━━━━━ Items

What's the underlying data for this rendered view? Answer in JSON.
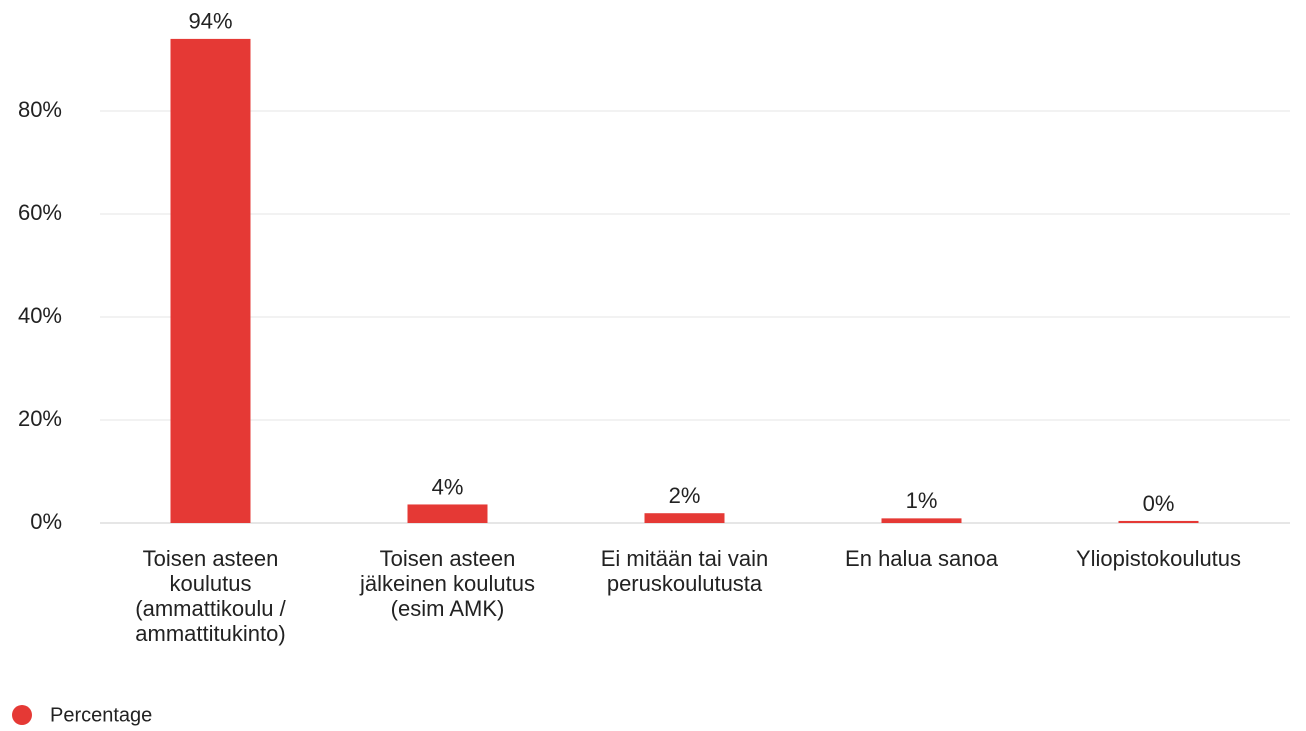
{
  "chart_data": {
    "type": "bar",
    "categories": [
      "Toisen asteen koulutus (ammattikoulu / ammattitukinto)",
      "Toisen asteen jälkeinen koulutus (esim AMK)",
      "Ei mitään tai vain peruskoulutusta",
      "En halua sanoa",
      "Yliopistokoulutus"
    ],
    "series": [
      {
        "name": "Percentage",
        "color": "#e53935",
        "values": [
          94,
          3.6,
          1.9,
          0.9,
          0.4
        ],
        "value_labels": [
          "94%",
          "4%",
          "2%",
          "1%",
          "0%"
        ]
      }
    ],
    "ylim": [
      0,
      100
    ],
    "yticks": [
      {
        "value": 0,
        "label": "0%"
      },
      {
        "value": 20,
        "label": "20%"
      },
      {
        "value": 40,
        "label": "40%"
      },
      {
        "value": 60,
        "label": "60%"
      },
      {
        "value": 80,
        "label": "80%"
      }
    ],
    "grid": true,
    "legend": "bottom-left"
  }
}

━━━━━━━━━━
━━━━━ Items

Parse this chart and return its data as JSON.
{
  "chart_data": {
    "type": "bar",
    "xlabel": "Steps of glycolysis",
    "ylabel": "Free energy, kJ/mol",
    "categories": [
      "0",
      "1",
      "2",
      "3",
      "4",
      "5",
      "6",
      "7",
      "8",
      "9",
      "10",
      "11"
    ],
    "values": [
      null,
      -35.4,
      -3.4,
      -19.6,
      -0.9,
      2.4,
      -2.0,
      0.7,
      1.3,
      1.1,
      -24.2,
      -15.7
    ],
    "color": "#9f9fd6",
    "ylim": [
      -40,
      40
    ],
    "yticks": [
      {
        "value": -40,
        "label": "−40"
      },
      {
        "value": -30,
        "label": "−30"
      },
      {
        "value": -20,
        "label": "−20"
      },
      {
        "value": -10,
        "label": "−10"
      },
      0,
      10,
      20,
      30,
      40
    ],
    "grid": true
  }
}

━━━━━━━━━━

Your objective
List every line above containing the word "asteen".

Final answer
      "Toisen asteen koulutus (ammattikoulu / ammattitukinto)",
      "Toisen asteen jälkeinen koulutus (esim AMK)",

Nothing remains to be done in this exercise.